**Exercise objective**
Locate each line below that includes "started" and reproduce it.

## begin

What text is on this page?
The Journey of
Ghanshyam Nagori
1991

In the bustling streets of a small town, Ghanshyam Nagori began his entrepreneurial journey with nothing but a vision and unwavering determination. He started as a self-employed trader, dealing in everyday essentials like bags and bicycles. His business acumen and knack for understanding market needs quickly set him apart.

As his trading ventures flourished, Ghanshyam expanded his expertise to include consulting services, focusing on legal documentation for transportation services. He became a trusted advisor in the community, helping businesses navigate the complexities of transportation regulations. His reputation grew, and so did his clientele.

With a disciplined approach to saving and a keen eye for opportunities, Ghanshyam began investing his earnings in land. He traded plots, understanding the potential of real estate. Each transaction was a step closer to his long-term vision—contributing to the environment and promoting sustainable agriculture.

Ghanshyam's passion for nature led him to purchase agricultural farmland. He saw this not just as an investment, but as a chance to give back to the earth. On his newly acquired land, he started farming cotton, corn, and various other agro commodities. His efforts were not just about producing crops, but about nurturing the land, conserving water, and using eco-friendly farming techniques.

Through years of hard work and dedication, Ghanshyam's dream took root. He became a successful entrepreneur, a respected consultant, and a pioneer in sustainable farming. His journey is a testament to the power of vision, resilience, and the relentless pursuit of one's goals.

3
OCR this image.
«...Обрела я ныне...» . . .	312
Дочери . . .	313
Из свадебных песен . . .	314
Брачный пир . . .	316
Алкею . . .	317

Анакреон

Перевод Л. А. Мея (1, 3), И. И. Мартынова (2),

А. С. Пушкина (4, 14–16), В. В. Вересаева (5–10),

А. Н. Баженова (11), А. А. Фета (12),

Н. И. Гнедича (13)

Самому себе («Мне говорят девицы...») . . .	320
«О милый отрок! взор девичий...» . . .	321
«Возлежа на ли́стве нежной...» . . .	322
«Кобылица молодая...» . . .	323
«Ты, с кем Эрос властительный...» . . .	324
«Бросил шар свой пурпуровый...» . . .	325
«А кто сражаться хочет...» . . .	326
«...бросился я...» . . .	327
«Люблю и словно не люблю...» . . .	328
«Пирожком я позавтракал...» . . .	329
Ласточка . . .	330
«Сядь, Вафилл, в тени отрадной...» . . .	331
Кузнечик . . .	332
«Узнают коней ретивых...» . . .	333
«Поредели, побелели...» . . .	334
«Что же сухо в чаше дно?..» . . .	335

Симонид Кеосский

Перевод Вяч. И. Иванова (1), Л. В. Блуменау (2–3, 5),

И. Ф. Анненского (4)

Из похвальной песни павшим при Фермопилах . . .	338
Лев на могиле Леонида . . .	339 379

## end

**Answer for the task**
In the bustling streets of a small town, Ghanshyam Nagori began his entrepreneurial journey with nothing but a vision and unwavering determination. He started as a self-employed trader, dealing in everyday essentials like bags and bicycles. His business acumen and knack for understanding market needs quickly set him apart.
Ghanshyam's passion for nature led him to purchase agricultural farmland. He saw this not just as an investment, but as a chance to give back to the earth. On his newly acquired land, he started farming cotton, corn, and various other agro commodities. His efforts were not just about producing crops, but about nurturing the land, conserving water, and using eco-friendly farming techniques.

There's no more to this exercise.